▶ [Exercise prompt]:
Will you output the entries below exactly, skipping every image they contain?

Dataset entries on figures
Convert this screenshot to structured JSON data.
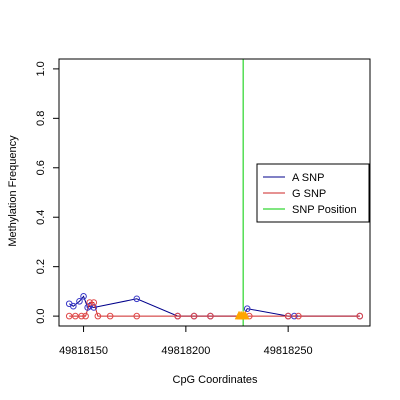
{
  "chart_data": {
    "type": "scatter",
    "title": "",
    "xlabel": "CpG Coordinates",
    "ylabel": "Methylation Frequency",
    "xlim": [
      49818138,
      49818290
    ],
    "ylim": [
      -0.04,
      1.04
    ],
    "x_ticks": [
      49818150,
      49818200,
      49818250
    ],
    "y_ticks": [
      0.0,
      0.2,
      0.4,
      0.6,
      0.8,
      1.0
    ],
    "x_tick_labels": [
      "49818150",
      "49818200",
      "49818250"
    ],
    "y_tick_labels": [
      "0.0",
      "0.2",
      "0.4",
      "0.6",
      "0.8",
      "1.0"
    ],
    "grid": false,
    "legend": {
      "placement": "right",
      "entries": [
        {
          "label": "A SNP",
          "color": "#00008B"
        },
        {
          "label": "G SNP",
          "color": "#CD2626"
        },
        {
          "label": "SNP Position",
          "color": "#00CD00"
        }
      ]
    },
    "snp_position": 49818228,
    "series": [
      {
        "name": "A SNP",
        "color": "#00008B",
        "marker_color": "#3A3AC8",
        "x": [
          49818143,
          49818145,
          49818148,
          49818150,
          49818152,
          49818153,
          49818155,
          49818176,
          49818196,
          49818204,
          49818212,
          49818228,
          49818230,
          49818250,
          49818253,
          49818285
        ],
        "y": [
          0.05,
          0.04,
          0.06,
          0.08,
          0.035,
          0.04,
          0.035,
          0.07,
          0.0,
          0.0,
          0.0,
          0.0,
          0.03,
          0.0,
          0.0,
          0.0
        ]
      },
      {
        "name": "G SNP",
        "color": "#CD2626",
        "marker_color": "#E04848",
        "x": [
          49818143,
          49818146,
          49818149,
          49818151,
          49818153,
          49818155,
          49818157,
          49818163,
          49818176,
          49818196,
          49818204,
          49818212,
          49818227,
          49818231,
          49818250,
          49818255,
          49818285
        ],
        "y": [
          0.0,
          0.0,
          0.0,
          0.0,
          0.055,
          0.055,
          0.0,
          0.0,
          0.0,
          0.0,
          0.0,
          0.0,
          0.0,
          0.0,
          0.0,
          0.0,
          0.0
        ]
      }
    ],
    "snp_markers": {
      "color": "#FFA500",
      "x": [
        49818226,
        49818227,
        49818228,
        49818229
      ],
      "y": [
        0.0,
        0.0,
        0.0,
        0.0
      ]
    }
  }
}
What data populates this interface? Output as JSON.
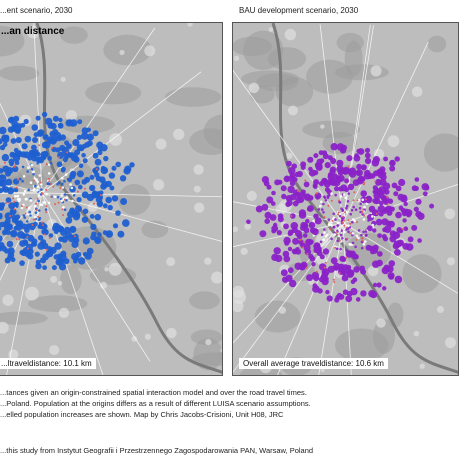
{
  "left_panel": {
    "title": "...ent scenario, 2030",
    "heading": "...an distance",
    "travel_label": "...ltraveldistance: 10.1 km",
    "dot_color": "#1f5fd0"
  },
  "right_panel": {
    "title": "BAU development scenario, 2030",
    "heading": "",
    "travel_label": "Overall average traveldistance: 10.6 km",
    "dot_color": "#8a22c8"
  },
  "map_colors": {
    "background": "#bdbdbd",
    "urban": "#e0e0e0",
    "forest": "#9d9d9d",
    "river": "#7a7a7a",
    "origins": "#e06060"
  },
  "caption_lines": [
    "...tances given an origin-constrained spatial interaction model and over the road travel times.",
    "...Poland. Population at the origins differs as a result of different LUISA scenario assumptions.",
    "...elled population increases are shown. Map by Chris Jacobs-Crisioni, Unit H08, JRC"
  ],
  "credit": "...this study from Instytut Geografii i Przestrzennego Zagospodarowania PAN, Warsaw, Poland"
}
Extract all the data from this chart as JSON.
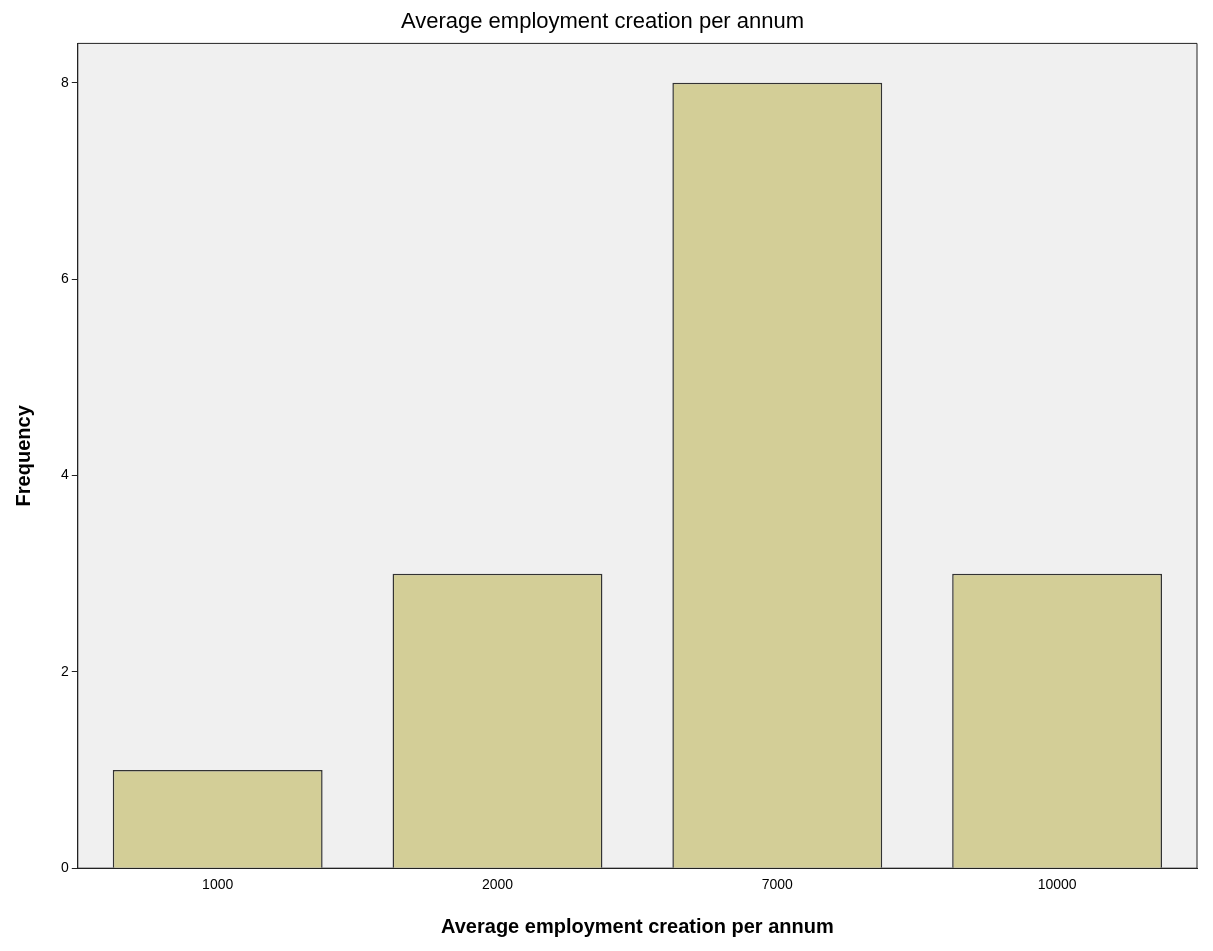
{
  "chart_data": {
    "type": "bar",
    "title": "Average employment creation per annum",
    "xlabel": "Average employment creation per annum",
    "ylabel": "Frequency",
    "categories": [
      "1000",
      "2000",
      "7000",
      "10000"
    ],
    "values": [
      1,
      3,
      8,
      3
    ],
    "color": "#d3ce97",
    "ylim": [
      0,
      8.4
    ],
    "yticks": [
      0,
      2,
      4,
      6,
      8
    ]
  }
}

▶ [In response]:
Convert this screenshot to structured JSON data.
{
  "chart_data": {
    "type": "scatter",
    "title": "",
    "xlabel": "CpG Coordinates",
    "ylabel": "Methylation Frequency",
    "xlim": [
      49818138,
      49818290
    ],
    "ylim": [
      -0.04,
      1.04
    ],
    "x_ticks": [
      49818150,
      49818200,
      49818250
    ],
    "y_ticks": [
      0.0,
      0.2,
      0.4,
      0.6,
      0.8,
      1.0
    ],
    "x_tick_labels": [
      "49818150",
      "49818200",
      "49818250"
    ],
    "y_tick_labels": [
      "0.0",
      "0.2",
      "0.4",
      "0.6",
      "0.8",
      "1.0"
    ],
    "grid": false,
    "legend": {
      "placement": "right",
      "entries": [
        {
          "label": "A SNP",
          "color": "#00008B"
        },
        {
          "label": "G SNP",
          "color": "#CD2626"
        },
        {
          "label": "SNP Position",
          "color": "#00CD00"
        }
      ]
    },
    "snp_position": 49818228,
    "series": [
      {
        "name": "A SNP",
        "color": "#00008B",
        "marker_color": "#3A3AC8",
        "x": [
          49818143,
          49818145,
          49818148,
          49818150,
          49818152,
          49818153,
          49818155,
          49818176,
          49818196,
          49818204,
          49818212,
          49818228,
          49818230,
          49818250,
          49818253,
          49818285
        ],
        "y": [
          0.05,
          0.04,
          0.06,
          0.08,
          0.035,
          0.04,
          0.035,
          0.07,
          0.0,
          0.0,
          0.0,
          0.0,
          0.03,
          0.0,
          0.0,
          0.0
        ]
      },
      {
        "name": "G SNP",
        "color": "#CD2626",
        "marker_color": "#E04848",
        "x": [
          49818143,
          49818146,
          49818149,
          49818151,
          49818153,
          49818155,
          49818157,
          49818163,
          49818176,
          49818196,
          49818204,
          49818212,
          49818227,
          49818231,
          49818250,
          49818255,
          49818285
        ],
        "y": [
          0.0,
          0.0,
          0.0,
          0.0,
          0.055,
          0.055,
          0.0,
          0.0,
          0.0,
          0.0,
          0.0,
          0.0,
          0.0,
          0.0,
          0.0,
          0.0,
          0.0
        ]
      }
    ],
    "snp_markers": {
      "color": "#FFA500",
      "x": [
        49818226,
        49818227,
        49818228,
        49818229
      ],
      "y": [
        0.0,
        0.0,
        0.0,
        0.0
      ]
    }
  }
}
What data populates this interface? Output as JSON.
{
  "left_panel": {
    "title": "...ent scenario, 2030",
    "heading": "...an distance",
    "travel_label": "...ltraveldistance: 10.1 km",
    "dot_color": "#1f5fd0"
  },
  "right_panel": {
    "title": "BAU development scenario, 2030",
    "heading": "",
    "travel_label": "Overall average traveldistance: 10.6 km",
    "dot_color": "#8a22c8"
  },
  "map_colors": {
    "background": "#bdbdbd",
    "urban": "#e0e0e0",
    "forest": "#9d9d9d",
    "river": "#7a7a7a",
    "origins": "#e06060"
  },
  "caption_lines": [
    "...tances given an origin-constrained spatial interaction model and over the road travel times.",
    "...Poland. Population at the origins differs as a result of different LUISA scenario assumptions.",
    "...elled population increases are shown. Map by Chris Jacobs-Crisioni, Unit H08, JRC"
  ],
  "credit": "...this study from Instytut Geografii i Przestrzennego Zagospodarowania PAN, Warsaw, Poland"
}
Extract all the data from this chart as JSON.
{
  "chart_data": {
    "type": "bar",
    "title": "Average employment creation per annum",
    "xlabel": "Average employment creation per annum",
    "ylabel": "Frequency",
    "categories": [
      "1000",
      "2000",
      "7000",
      "10000"
    ],
    "values": [
      1,
      3,
      8,
      3
    ],
    "color": "#d3ce97",
    "ylim": [
      0,
      8.4
    ],
    "yticks": [
      0,
      2,
      4,
      6,
      8
    ]
  }
}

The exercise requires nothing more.